> _Task requirements_
Search the material and gather each line with "this" in it.

> _Record set_
+-------+

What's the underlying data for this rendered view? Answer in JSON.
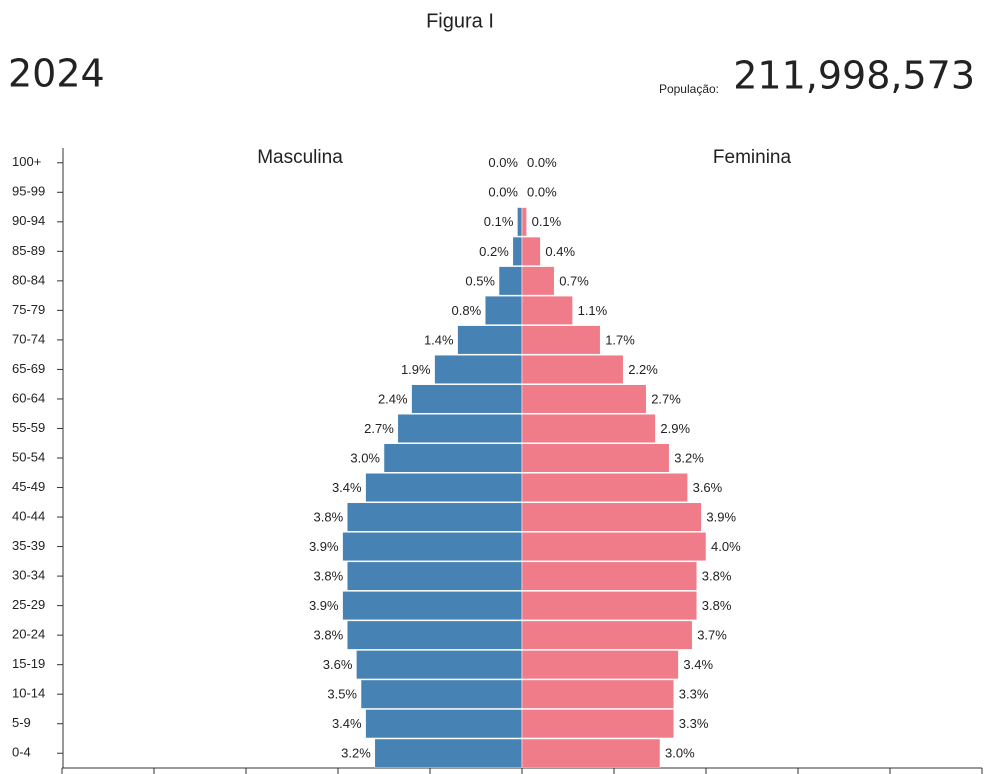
{
  "chart_data": {
    "type": "pyramid",
    "title": "Figura I",
    "year": "2024",
    "population_label": "População:",
    "population": "211,998,573",
    "categories": [
      "100+",
      "95-99",
      "90-94",
      "85-89",
      "80-84",
      "75-79",
      "70-74",
      "65-69",
      "60-64",
      "55-59",
      "50-54",
      "45-49",
      "40-44",
      "35-39",
      "30-34",
      "25-29",
      "20-24",
      "15-19",
      "10-14",
      "5-9",
      "0-4"
    ],
    "series": [
      {
        "name": "Masculina",
        "color": "#4682b4",
        "values": [
          0.0,
          0.0,
          0.1,
          0.2,
          0.5,
          0.8,
          1.4,
          1.9,
          2.4,
          2.7,
          3.0,
          3.4,
          3.8,
          3.9,
          3.8,
          3.9,
          3.8,
          3.6,
          3.5,
          3.4,
          3.2
        ],
        "value_labels": [
          "0.0%",
          "0.0%",
          "0.1%",
          "0.2%",
          "0.5%",
          "0.8%",
          "1.4%",
          "1.9%",
          "2.4%",
          "2.7%",
          "3.0%",
          "3.4%",
          "3.8%",
          "3.9%",
          "3.8%",
          "3.9%",
          "3.8%",
          "3.6%",
          "3.5%",
          "3.4%",
          "3.2%"
        ]
      },
      {
        "name": "Feminina",
        "color": "#f07c8a",
        "values": [
          0.0,
          0.0,
          0.1,
          0.4,
          0.7,
          1.1,
          1.7,
          2.2,
          2.7,
          2.9,
          3.2,
          3.6,
          3.9,
          4.0,
          3.8,
          3.8,
          3.7,
          3.4,
          3.3,
          3.3,
          3.0
        ],
        "value_labels": [
          "0.0%",
          "0.0%",
          "0.1%",
          "0.4%",
          "0.7%",
          "1.1%",
          "1.7%",
          "2.2%",
          "2.7%",
          "2.9%",
          "3.2%",
          "3.6%",
          "3.9%",
          "4.0%",
          "3.8%",
          "3.8%",
          "3.7%",
          "3.4%",
          "3.3%",
          "3.3%",
          "3.0%"
        ]
      }
    ],
    "xlim": [
      0,
      10
    ],
    "xticks": [
      0,
      2,
      4,
      6,
      8,
      10
    ]
  }
}
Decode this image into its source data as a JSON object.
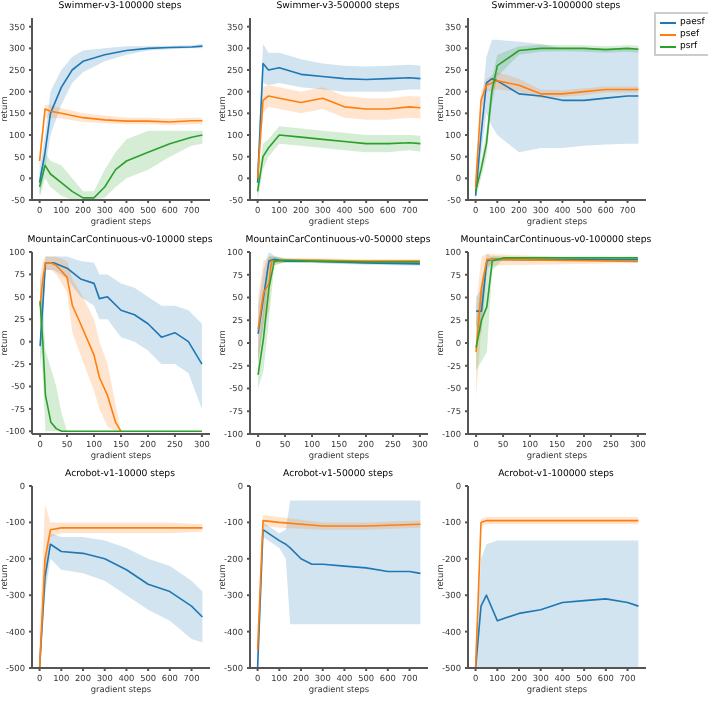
{
  "chart_data": [
    {
      "type": "line",
      "title": "Swimmer-v3-100000 steps",
      "xlabel": "gradient steps",
      "ylabel": "return",
      "xlim": [
        -35,
        785
      ],
      "xticks": [
        0,
        100,
        200,
        300,
        400,
        500,
        600,
        700
      ],
      "ylim": [
        -50,
        370
      ],
      "yticks": [
        -50,
        0,
        50,
        100,
        150,
        200,
        250,
        300,
        350
      ],
      "series": [
        {
          "color": "#1f77b4",
          "x": [
            0,
            25,
            50,
            100,
            150,
            200,
            300,
            400,
            500,
            600,
            700,
            750
          ],
          "values": [
            -10,
            60,
            150,
            210,
            250,
            270,
            285,
            295,
            300,
            302,
            303,
            305
          ],
          "lower": [
            -40,
            20,
            100,
            170,
            220,
            245,
            270,
            285,
            295,
            298,
            300,
            300
          ],
          "upper": [
            20,
            100,
            200,
            250,
            280,
            295,
            300,
            305,
            305,
            306,
            307,
            310
          ]
        },
        {
          "color": "#ff7f0e",
          "x": [
            0,
            25,
            50,
            100,
            200,
            300,
            400,
            500,
            600,
            700,
            750
          ],
          "values": [
            40,
            160,
            155,
            150,
            140,
            135,
            132,
            132,
            130,
            133,
            133
          ],
          "lower": [
            20,
            140,
            140,
            138,
            130,
            127,
            125,
            125,
            123,
            125,
            125
          ],
          "upper": [
            60,
            170,
            170,
            162,
            150,
            145,
            140,
            140,
            138,
            140,
            140
          ]
        },
        {
          "color": "#2ca02c",
          "x": [
            0,
            25,
            50,
            100,
            150,
            200,
            250,
            300,
            350,
            400,
            500,
            600,
            700,
            750
          ],
          "values": [
            -20,
            30,
            10,
            -10,
            -30,
            -45,
            -45,
            -20,
            20,
            40,
            60,
            80,
            95,
            100
          ],
          "lower": [
            -45,
            0,
            -20,
            -40,
            -50,
            -50,
            -50,
            -45,
            -20,
            0,
            20,
            50,
            75,
            80
          ],
          "upper": [
            10,
            60,
            40,
            30,
            0,
            -30,
            -30,
            20,
            60,
            90,
            110,
            110,
            110,
            110
          ]
        }
      ]
    },
    {
      "type": "line",
      "title": "Swimmer-v3-500000 steps",
      "xlabel": "gradient steps",
      "ylabel": "return",
      "xlim": [
        -35,
        785
      ],
      "xticks": [
        0,
        100,
        200,
        300,
        400,
        500,
        600,
        700
      ],
      "ylim": [
        -50,
        370
      ],
      "yticks": [
        -50,
        0,
        50,
        100,
        150,
        200,
        250,
        300,
        350
      ],
      "series": [
        {
          "color": "#1f77b4",
          "x": [
            0,
            25,
            50,
            100,
            200,
            300,
            400,
            500,
            600,
            700,
            750
          ],
          "values": [
            -10,
            265,
            250,
            255,
            240,
            235,
            230,
            228,
            230,
            232,
            230
          ],
          "lower": [
            -50,
            220,
            215,
            220,
            210,
            205,
            200,
            200,
            200,
            205,
            205
          ],
          "upper": [
            30,
            310,
            290,
            290,
            275,
            265,
            260,
            258,
            260,
            262,
            260
          ]
        },
        {
          "color": "#ff7f0e",
          "x": [
            0,
            25,
            50,
            100,
            200,
            300,
            400,
            500,
            600,
            700,
            750
          ],
          "values": [
            0,
            180,
            190,
            185,
            175,
            185,
            165,
            160,
            160,
            165,
            163
          ],
          "lower": [
            -30,
            150,
            165,
            160,
            150,
            160,
            140,
            135,
            135,
            140,
            138
          ],
          "upper": [
            30,
            210,
            215,
            210,
            200,
            210,
            190,
            185,
            185,
            190,
            188
          ]
        },
        {
          "color": "#2ca02c",
          "x": [
            0,
            25,
            50,
            100,
            200,
            300,
            400,
            500,
            600,
            700,
            750
          ],
          "values": [
            -30,
            50,
            70,
            100,
            95,
            90,
            85,
            80,
            80,
            82,
            80
          ],
          "lower": [
            -50,
            20,
            50,
            80,
            75,
            70,
            65,
            60,
            60,
            65,
            62
          ],
          "upper": [
            0,
            80,
            90,
            120,
            115,
            110,
            105,
            100,
            100,
            100,
            98
          ]
        }
      ]
    },
    {
      "type": "line",
      "title": "Swimmer-v3-1000000 steps",
      "xlabel": "gradient steps",
      "ylabel": "return",
      "xlim": [
        -35,
        785
      ],
      "xticks": [
        0,
        100,
        200,
        300,
        400,
        500,
        600,
        700
      ],
      "ylim": [
        -50,
        370
      ],
      "yticks": [
        -50,
        0,
        50,
        100,
        150,
        200,
        250,
        300,
        350
      ],
      "legend": "right",
      "series": [
        {
          "name": "paesf",
          "color": "#1f77b4",
          "x": [
            0,
            25,
            50,
            75,
            100,
            200,
            300,
            400,
            500,
            600,
            700,
            750
          ],
          "values": [
            -40,
            100,
            220,
            230,
            225,
            195,
            190,
            180,
            180,
            185,
            190,
            190
          ],
          "lower": [
            -50,
            50,
            150,
            120,
            100,
            60,
            70,
            70,
            75,
            78,
            80,
            80
          ],
          "upper": [
            -20,
            150,
            280,
            320,
            320,
            315,
            310,
            300,
            300,
            300,
            300,
            300
          ]
        },
        {
          "name": "psef",
          "color": "#ff7f0e",
          "x": [
            0,
            25,
            50,
            100,
            200,
            300,
            400,
            500,
            600,
            700,
            750
          ],
          "values": [
            -20,
            180,
            215,
            225,
            215,
            195,
            195,
            200,
            205,
            205,
            205
          ],
          "lower": [
            -40,
            160,
            200,
            205,
            200,
            185,
            188,
            192,
            198,
            198,
            198
          ],
          "upper": [
            0,
            200,
            230,
            245,
            230,
            205,
            203,
            208,
            212,
            212,
            212
          ]
        },
        {
          "name": "psrf",
          "color": "#2ca02c",
          "x": [
            0,
            25,
            50,
            75,
            100,
            200,
            300,
            400,
            500,
            600,
            700,
            750
          ],
          "values": [
            -30,
            20,
            80,
            200,
            260,
            295,
            300,
            300,
            300,
            297,
            300,
            298
          ],
          "lower": [
            -50,
            0,
            50,
            170,
            235,
            285,
            292,
            293,
            292,
            290,
            292,
            290
          ],
          "upper": [
            -10,
            40,
            110,
            230,
            285,
            305,
            308,
            307,
            307,
            305,
            307,
            306
          ]
        }
      ]
    },
    {
      "type": "line",
      "title": "MountainCarContinuous-v0-10000 steps",
      "xlabel": "gradient steps",
      "ylabel": "return",
      "xlim": [
        -15,
        315
      ],
      "xticks": [
        0,
        50,
        100,
        150,
        200,
        250,
        300
      ],
      "ylim": [
        -103,
        100
      ],
      "yticks": [
        -100,
        -75,
        -50,
        -25,
        0,
        25,
        50,
        75,
        100
      ],
      "series": [
        {
          "color": "#1f77b4",
          "x": [
            0,
            5,
            10,
            25,
            50,
            75,
            100,
            110,
            125,
            150,
            175,
            200,
            225,
            250,
            275,
            300
          ],
          "values": [
            -5,
            40,
            88,
            88,
            82,
            70,
            65,
            48,
            50,
            35,
            30,
            20,
            5,
            10,
            0,
            -25
          ],
          "lower": [
            -30,
            10,
            80,
            80,
            70,
            50,
            40,
            25,
            25,
            5,
            0,
            -10,
            -25,
            -25,
            -35,
            -75
          ],
          "upper": [
            20,
            70,
            95,
            95,
            95,
            90,
            88,
            75,
            75,
            65,
            60,
            50,
            40,
            40,
            35,
            20
          ]
        },
        {
          "color": "#ff7f0e",
          "x": [
            0,
            5,
            10,
            20,
            30,
            50,
            60,
            75,
            100,
            110,
            125,
            140,
            150
          ],
          "values": [
            40,
            70,
            88,
            88,
            85,
            72,
            40,
            20,
            -15,
            -40,
            -60,
            -90,
            -100
          ],
          "lower": [
            10,
            50,
            80,
            80,
            75,
            55,
            10,
            -15,
            -55,
            -75,
            -95,
            -100,
            -100
          ],
          "upper": [
            70,
            90,
            95,
            95,
            95,
            90,
            70,
            55,
            25,
            0,
            -25,
            -70,
            -100
          ]
        },
        {
          "color": "#2ca02c",
          "x": [
            0,
            5,
            10,
            20,
            30,
            40,
            50,
            100,
            150,
            200,
            250,
            300
          ],
          "values": [
            45,
            0,
            -60,
            -90,
            -97,
            -100,
            -100,
            -100,
            -100,
            -100,
            -100,
            -100
          ],
          "lower": [
            10,
            -40,
            -100,
            -100,
            -100,
            -100,
            -100,
            -100,
            -100,
            -100,
            -100,
            -100
          ],
          "upper": [
            80,
            40,
            -10,
            -30,
            -50,
            -80,
            -100,
            -100,
            -100,
            -100,
            -100,
            -100
          ]
        }
      ]
    },
    {
      "type": "line",
      "title": "MountainCarContinuous-v0-50000 steps",
      "xlabel": "gradient steps",
      "ylabel": "return",
      "xlim": [
        -15,
        315
      ],
      "xticks": [
        0,
        50,
        100,
        150,
        200,
        250,
        300
      ],
      "ylim": [
        -100,
        100
      ],
      "yticks": [
        -100,
        -75,
        -50,
        -25,
        0,
        25,
        50,
        75,
        100
      ],
      "series": [
        {
          "color": "#1f77b4",
          "x": [
            0,
            10,
            20,
            30,
            50,
            100,
            200,
            300
          ],
          "values": [
            10,
            50,
            90,
            92,
            90,
            90,
            88,
            87
          ],
          "lower": [
            -20,
            20,
            80,
            88,
            88,
            88,
            86,
            85
          ],
          "upper": [
            40,
            80,
            100,
            96,
            92,
            92,
            90,
            89
          ]
        },
        {
          "color": "#ff7f0e",
          "x": [
            0,
            10,
            20,
            25,
            50,
            100,
            200,
            300
          ],
          "values": [
            15,
            55,
            65,
            90,
            91,
            91,
            90,
            90
          ],
          "lower": [
            -20,
            20,
            35,
            85,
            89,
            89,
            88,
            88
          ],
          "upper": [
            50,
            90,
            95,
            95,
            93,
            93,
            92,
            92
          ]
        },
        {
          "color": "#2ca02c",
          "x": [
            0,
            10,
            20,
            30,
            50,
            100,
            200,
            300
          ],
          "values": [
            -35,
            5,
            60,
            90,
            91,
            90,
            89,
            89
          ],
          "lower": [
            -50,
            -30,
            25,
            85,
            89,
            88,
            87,
            87
          ],
          "upper": [
            -10,
            40,
            95,
            95,
            93,
            92,
            91,
            91
          ]
        }
      ]
    },
    {
      "type": "line",
      "title": "MountainCarContinuous-v0-100000 steps",
      "xlabel": "gradient steps",
      "ylabel": "return",
      "xlim": [
        -15,
        315
      ],
      "xticks": [
        0,
        50,
        100,
        150,
        200,
        250,
        300
      ],
      "ylim": [
        -100,
        100
      ],
      "yticks": [
        -100,
        -75,
        -50,
        -25,
        0,
        25,
        50,
        75,
        100
      ],
      "series": [
        {
          "color": "#1f77b4",
          "x": [
            0,
            10,
            20,
            30,
            100,
            300
          ],
          "values": [
            35,
            35,
            90,
            92,
            91.5,
            91.5
          ],
          "lower": [
            20,
            10,
            80,
            90,
            90,
            90
          ],
          "upper": [
            50,
            60,
            98,
            94,
            93,
            93
          ]
        },
        {
          "color": "#ff7f0e",
          "x": [
            0,
            10,
            20,
            300
          ],
          "values": [
            -10,
            60,
            92,
            89.5
          ],
          "lower": [
            -60,
            20,
            85,
            88
          ],
          "upper": [
            40,
            95,
            98,
            91
          ]
        },
        {
          "color": "#2ca02c",
          "x": [
            0,
            10,
            20,
            30,
            50,
            300
          ],
          "values": [
            -5,
            25,
            40,
            90,
            93.5,
            93.5
          ],
          "lower": [
            -30,
            -20,
            -10,
            80,
            92,
            92
          ],
          "upper": [
            20,
            70,
            90,
            96,
            95,
            95
          ]
        }
      ]
    },
    {
      "type": "line",
      "title": "Acrobot-v1-10000 steps",
      "xlabel": "gradient steps",
      "ylabel": "return",
      "xlim": [
        -35,
        785
      ],
      "xticks": [
        0,
        100,
        200,
        300,
        400,
        500,
        600,
        700
      ],
      "ylim": [
        -500,
        0
      ],
      "yticks": [
        -500,
        -400,
        -300,
        -200,
        -100,
        0
      ],
      "series": [
        {
          "color": "#1f77b4",
          "x": [
            0,
            25,
            50,
            100,
            200,
            300,
            400,
            500,
            600,
            700,
            750
          ],
          "values": [
            -500,
            -250,
            -160,
            -180,
            -185,
            -200,
            -230,
            -270,
            -290,
            -330,
            -360
          ],
          "lower": [
            -500,
            -300,
            -200,
            -230,
            -240,
            -260,
            -300,
            -340,
            -370,
            -420,
            -430
          ],
          "upper": [
            -450,
            -200,
            -130,
            -140,
            -140,
            -150,
            -170,
            -200,
            -220,
            -260,
            -290
          ]
        },
        {
          "color": "#ff7f0e",
          "x": [
            0,
            25,
            50,
            100,
            200,
            400,
            600,
            750
          ],
          "values": [
            -500,
            -200,
            -120,
            -115,
            -115,
            -115,
            -115,
            -115
          ],
          "lower": [
            -500,
            -260,
            -140,
            -130,
            -130,
            -130,
            -130,
            -125
          ],
          "upper": [
            -400,
            -50,
            -100,
            -100,
            -100,
            -100,
            -100,
            -105
          ]
        }
      ]
    },
    {
      "type": "line",
      "title": "Acrobot-v1-50000 steps",
      "xlabel": "gradient steps",
      "ylabel": "return",
      "xlim": [
        -35,
        785
      ],
      "xticks": [
        0,
        100,
        200,
        300,
        400,
        500,
        600,
        700
      ],
      "ylim": [
        -500,
        0
      ],
      "yticks": [
        -500,
        -400,
        -300,
        -200,
        -100,
        0
      ],
      "series": [
        {
          "color": "#1f77b4",
          "x": [
            0,
            25,
            100,
            130,
            150,
            200,
            250,
            300,
            400,
            500,
            600,
            700,
            750
          ],
          "values": [
            -500,
            -120,
            -150,
            -160,
            -170,
            -200,
            -215,
            -215,
            -220,
            -225,
            -235,
            -235,
            -240
          ],
          "lower": [
            -500,
            -140,
            -170,
            -200,
            -380,
            -380,
            -380,
            -380,
            -380,
            -380,
            -380,
            -380,
            -380
          ],
          "upper": [
            -450,
            -100,
            -130,
            -120,
            -40,
            -40,
            -40,
            -40,
            -40,
            -40,
            -40,
            -40,
            -40
          ]
        },
        {
          "color": "#ff7f0e",
          "x": [
            0,
            25,
            100,
            300,
            500,
            750
          ],
          "values": [
            -450,
            -95,
            -100,
            -110,
            -110,
            -105
          ],
          "lower": [
            -500,
            -110,
            -115,
            -120,
            -120,
            -115
          ],
          "upper": [
            -400,
            -80,
            -85,
            -100,
            -100,
            -95
          ]
        }
      ]
    },
    {
      "type": "line",
      "title": "Acrobot-v1-100000 steps",
      "xlabel": "gradient steps",
      "ylabel": "return",
      "xlim": [
        -35,
        785
      ],
      "xticks": [
        0,
        100,
        200,
        300,
        400,
        500,
        600,
        700
      ],
      "ylim": [
        -500,
        0
      ],
      "yticks": [
        -500,
        -400,
        -300,
        -200,
        -100,
        0
      ],
      "series": [
        {
          "color": "#1f77b4",
          "x": [
            0,
            25,
            50,
            100,
            200,
            300,
            400,
            500,
            600,
            700,
            750
          ],
          "values": [
            -500,
            -330,
            -300,
            -370,
            -350,
            -340,
            -320,
            -315,
            -310,
            -320,
            -330
          ],
          "lower": [
            -500,
            -500,
            -500,
            -500,
            -500,
            -500,
            -500,
            -500,
            -500,
            -500,
            -500
          ],
          "upper": [
            -450,
            -200,
            -160,
            -150,
            -150,
            -150,
            -150,
            -150,
            -150,
            -150,
            -150
          ]
        },
        {
          "color": "#ff7f0e",
          "x": [
            0,
            25,
            50,
            750
          ],
          "values": [
            -500,
            -100,
            -95,
            -95
          ],
          "lower": [
            -500,
            -110,
            -105,
            -105
          ],
          "upper": [
            -450,
            -90,
            -85,
            -85
          ]
        }
      ]
    }
  ]
}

+-------+

> _Full solution_
What's the underlying data for this rendered view? Answer in JSON.
Decode this image into its source data as a JSON object.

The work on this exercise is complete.